(Saved entries)
[Start]
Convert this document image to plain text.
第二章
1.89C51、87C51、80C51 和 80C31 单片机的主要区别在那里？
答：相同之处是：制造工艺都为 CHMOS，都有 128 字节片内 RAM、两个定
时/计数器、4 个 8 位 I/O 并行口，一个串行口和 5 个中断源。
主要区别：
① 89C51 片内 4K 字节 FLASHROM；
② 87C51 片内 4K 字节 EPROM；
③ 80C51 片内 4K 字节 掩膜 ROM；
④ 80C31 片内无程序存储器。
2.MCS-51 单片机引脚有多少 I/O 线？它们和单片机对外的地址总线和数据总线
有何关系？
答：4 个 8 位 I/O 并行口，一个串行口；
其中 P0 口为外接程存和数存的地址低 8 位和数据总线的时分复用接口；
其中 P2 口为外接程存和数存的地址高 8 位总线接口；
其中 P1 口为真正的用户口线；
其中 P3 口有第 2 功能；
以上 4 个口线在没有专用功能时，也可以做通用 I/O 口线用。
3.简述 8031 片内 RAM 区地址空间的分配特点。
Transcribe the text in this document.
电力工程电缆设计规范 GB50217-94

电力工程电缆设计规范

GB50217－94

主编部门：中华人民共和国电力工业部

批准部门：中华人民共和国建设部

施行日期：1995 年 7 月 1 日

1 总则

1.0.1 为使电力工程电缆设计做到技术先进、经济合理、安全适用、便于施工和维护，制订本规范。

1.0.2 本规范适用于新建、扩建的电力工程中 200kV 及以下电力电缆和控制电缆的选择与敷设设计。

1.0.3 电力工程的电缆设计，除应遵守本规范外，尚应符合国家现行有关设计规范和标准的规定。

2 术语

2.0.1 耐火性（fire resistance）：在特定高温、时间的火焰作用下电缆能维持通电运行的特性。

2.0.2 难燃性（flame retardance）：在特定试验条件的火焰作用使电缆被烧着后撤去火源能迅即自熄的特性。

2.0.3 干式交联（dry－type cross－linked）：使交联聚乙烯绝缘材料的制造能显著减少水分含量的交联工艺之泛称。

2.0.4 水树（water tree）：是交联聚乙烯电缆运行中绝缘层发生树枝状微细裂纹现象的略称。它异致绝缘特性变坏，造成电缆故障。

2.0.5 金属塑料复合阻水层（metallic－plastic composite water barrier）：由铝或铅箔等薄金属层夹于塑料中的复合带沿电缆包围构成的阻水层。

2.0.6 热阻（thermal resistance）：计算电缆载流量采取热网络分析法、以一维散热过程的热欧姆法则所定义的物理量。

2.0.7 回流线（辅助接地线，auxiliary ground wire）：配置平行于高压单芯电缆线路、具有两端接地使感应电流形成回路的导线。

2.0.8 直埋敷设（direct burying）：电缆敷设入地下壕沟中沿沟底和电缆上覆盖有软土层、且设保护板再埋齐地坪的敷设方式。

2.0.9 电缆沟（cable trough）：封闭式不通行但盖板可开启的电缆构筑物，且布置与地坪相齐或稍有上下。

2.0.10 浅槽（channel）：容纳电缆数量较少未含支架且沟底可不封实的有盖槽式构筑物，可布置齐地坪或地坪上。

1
[End]
Return every line of the material exactly.

-- Output of the exercise --
Convert this document image to plain text.
第二章
1.89C51、87C51、80C51 和 80C31 单片机的主要区别在那里？
答：相同之处是：制造工艺都为 CHMOS，都有 128 字节片内 RAM、两个定
时/计数器、4 个 8 位 I/O 并行口，一个串行口和 5 个中断源。
主要区别：
① 89C51 片内 4K 字节 FLASHROM；
② 87C51 片内 4K 字节 EPROM；
③ 80C51 片内 4K 字节 掩膜 ROM；
④ 80C31 片内无程序存储器。
2.MCS-51 单片机引脚有多少 I/O 线？它们和单片机对外的地址总线和数据总线
有何关系？
答：4 个 8 位 I/O 并行口，一个串行口；
其中 P0 口为外接程存和数存的地址低 8 位和数据总线的时分复用接口；
其中 P2 口为外接程存和数存的地址高 8 位总线接口；
其中 P1 口为真正的用户口线；
其中 P3 口有第 2 功能；
以上 4 个口线在没有专用功能时，也可以做通用 I/O 口线用。
3.简述 8031 片内 RAM 区地址空间的分配特点。
Transcribe the text in this document.
电力工程电缆设计规范 GB50217-94

电力工程电缆设计规范

GB50217－94

主编部门：中华人民共和国电力工业部

批准部门：中华人民共和国建设部

施行日期：1995 年 7 月 1 日

1 总则

1.0.1 为使电力工程电缆设计做到技术先进、经济合理、安全适用、便于施工和维护，制订本规范。

1.0.2 本规范适用于新建、扩建的电力工程中 200kV 及以下电力电缆和控制电缆的选择与敷设设计。

1.0.3 电力工程的电缆设计，除应遵守本规范外，尚应符合国家现行有关设计规范和标准的规定。

2 术语

2.0.1 耐火性（fire resistance）：在特定高温、时间的火焰作用下电缆能维持通电运行的特性。

2.0.2 难燃性（flame retardance）：在特定试验条件的火焰作用使电缆被烧着后撤去火源能迅即自熄的特性。

2.0.3 干式交联（dry－type cross－linked）：使交联聚乙烯绝缘材料的制造能显著减少水分含量的交联工艺之泛称。

2.0.4 水树（water tree）：是交联聚乙烯电缆运行中绝缘层发生树枝状微细裂纹现象的略称。它异致绝缘特性变坏，造成电缆故障。

2.0.5 金属塑料复合阻水层（metallic－plastic composite water barrier）：由铝或铅箔等薄金属层夹于塑料中的复合带沿电缆包围构成的阻水层。

2.0.6 热阻（thermal resistance）：计算电缆载流量采取热网络分析法、以一维散热过程的热欧姆法则所定义的物理量。

2.0.7 回流线（辅助接地线，auxiliary ground wire）：配置平行于高压单芯电缆线路、具有两端接地使感应电流形成回路的导线。

2.0.8 直埋敷设（direct burying）：电缆敷设入地下壕沟中沿沟底和电缆上覆盖有软土层、且设保护板再埋齐地坪的敷设方式。

2.0.9 电缆沟（cable trough）：封闭式不通行但盖板可开启的电缆构筑物，且布置与地坪相齐或稍有上下。

2.0.10 浅槽（channel）：容纳电缆数量较少未含支架且沟底可不封实的有盖槽式构筑物，可布置齐地坪或地坪上。

1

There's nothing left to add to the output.